— Exercise —
Write out the full set of records below exactly.

[Data excerpts]
+ + + + + + +
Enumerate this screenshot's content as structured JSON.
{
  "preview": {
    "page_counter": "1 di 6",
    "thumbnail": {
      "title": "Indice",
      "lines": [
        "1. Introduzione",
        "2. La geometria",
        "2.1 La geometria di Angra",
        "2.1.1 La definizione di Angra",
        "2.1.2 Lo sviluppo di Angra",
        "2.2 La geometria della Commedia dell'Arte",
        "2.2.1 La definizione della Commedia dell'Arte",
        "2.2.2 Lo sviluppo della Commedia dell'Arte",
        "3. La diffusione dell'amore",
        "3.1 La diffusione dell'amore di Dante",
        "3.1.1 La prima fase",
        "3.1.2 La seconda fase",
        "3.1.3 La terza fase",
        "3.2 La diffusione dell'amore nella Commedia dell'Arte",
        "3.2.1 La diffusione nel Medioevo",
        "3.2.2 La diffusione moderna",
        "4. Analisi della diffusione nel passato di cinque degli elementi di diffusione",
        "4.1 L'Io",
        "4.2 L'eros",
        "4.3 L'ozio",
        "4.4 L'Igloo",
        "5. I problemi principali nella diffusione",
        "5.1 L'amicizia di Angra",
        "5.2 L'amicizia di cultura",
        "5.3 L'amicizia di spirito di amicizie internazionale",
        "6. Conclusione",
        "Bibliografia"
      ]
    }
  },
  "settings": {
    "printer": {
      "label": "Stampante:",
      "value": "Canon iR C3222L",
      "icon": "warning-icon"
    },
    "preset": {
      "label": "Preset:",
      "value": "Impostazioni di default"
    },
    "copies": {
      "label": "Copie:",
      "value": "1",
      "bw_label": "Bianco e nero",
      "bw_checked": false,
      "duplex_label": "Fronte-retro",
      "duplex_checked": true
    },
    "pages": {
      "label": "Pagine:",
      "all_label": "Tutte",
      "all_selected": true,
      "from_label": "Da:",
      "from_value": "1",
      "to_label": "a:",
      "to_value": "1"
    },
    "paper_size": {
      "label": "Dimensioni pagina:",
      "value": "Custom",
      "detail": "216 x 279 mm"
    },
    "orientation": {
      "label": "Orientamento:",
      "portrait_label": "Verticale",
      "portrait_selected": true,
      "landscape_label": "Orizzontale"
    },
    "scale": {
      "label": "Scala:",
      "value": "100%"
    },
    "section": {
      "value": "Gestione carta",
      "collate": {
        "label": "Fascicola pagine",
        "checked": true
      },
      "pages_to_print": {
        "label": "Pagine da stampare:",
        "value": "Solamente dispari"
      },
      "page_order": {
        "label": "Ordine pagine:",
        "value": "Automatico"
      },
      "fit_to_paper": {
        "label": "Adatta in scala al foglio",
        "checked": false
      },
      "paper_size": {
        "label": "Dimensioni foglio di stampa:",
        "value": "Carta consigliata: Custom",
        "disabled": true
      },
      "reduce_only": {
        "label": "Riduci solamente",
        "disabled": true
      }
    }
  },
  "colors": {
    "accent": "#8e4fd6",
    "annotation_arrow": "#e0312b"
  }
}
+ + + + + + +
— Full solution —
Enumerate this screenshot's content as structured JSON.
{
  "preview": {
    "page_counter": "1 di 6",
    "thumbnail": {
      "title": "Indice",
      "lines": [
        "1. Introduzione",
        "2. La geometria",
        "2.1 La geometria di Angra",
        "2.1.1 La definizione di Angra",
        "2.1.2 Lo sviluppo di Angra",
        "2.2 La geometria della Commedia dell'Arte",
        "2.2.1 La definizione della Commedia dell'Arte",
        "2.2.2 Lo sviluppo della Commedia dell'Arte",
        "3. La diffusione dell'amore",
        "3.1 La diffusione dell'amore di Dante",
        "3.1.1 La prima fase",
        "3.1.2 La seconda fase",
        "3.1.3 La terza fase",
        "3.2 La diffusione dell'amore nella Commedia dell'Arte",
        "3.2.1 La diffusione nel Medioevo",
        "3.2.2 La diffusione moderna",
        "4. Analisi della diffusione nel passato di cinque degli elementi di diffusione",
        "4.1 L'Io",
        "4.2 L'eros",
        "4.3 L'ozio",
        "4.4 L'Igloo",
        "5. I problemi principali nella diffusione",
        "5.1 L'amicizia di Angra",
        "5.2 L'amicizia di cultura",
        "5.3 L'amicizia di spirito di amicizie internazionale",
        "6. Conclusione",
        "Bibliografia"
      ]
    }
  },
  "settings": {
    "printer": {
      "label": "Stampante:",
      "value": "Canon iR C3222L",
      "icon": "warning-icon"
    },
    "preset": {
      "label": "Preset:",
      "value": "Impostazioni di default"
    },
    "copies": {
      "label": "Copie:",
      "value": "1",
      "bw_label": "Bianco e nero",
      "bw_checked": false,
      "duplex_label": "Fronte-retro",
      "duplex_checked": true
    },
    "pages": {
      "label": "Pagine:",
      "all_label": "Tutte",
      "all_selected": true,
      "from_label": "Da:",
      "from_value": "1",
      "to_label": "a:",
      "to_value": "1"
    },
    "paper_size": {
      "label": "Dimensioni pagina:",
      "value": "Custom",
      "detail": "216 x 279 mm"
    },
    "orientation": {
      "label": "Orientamento:",
      "portrait_label": "Verticale",
      "portrait_selected": true,
      "landscape_label": "Orizzontale"
    },
    "scale": {
      "label": "Scala:",
      "value": "100%"
    },
    "section": {
      "value": "Gestione carta",
      "collate": {
        "label": "Fascicola pagine",
        "checked": true
      },
      "pages_to_print": {
        "label": "Pagine da stampare:",
        "value": "Solamente dispari"
      },
      "page_order": {
        "label": "Ordine pagine:",
        "value": "Automatico"
      },
      "fit_to_paper": {
        "label": "Adatta in scala al foglio",
        "checked": false
      },
      "paper_size": {
        "label": "Dimensioni foglio di stampa:",
        "value": "Carta consigliata: Custom",
        "disabled": true
      },
      "reduce_only": {
        "label": "Riduci solamente",
        "disabled": true
      }
    }
  },
  "colors": {
    "accent": "#8e4fd6",
    "annotation_arrow": "#e0312b"
  }
}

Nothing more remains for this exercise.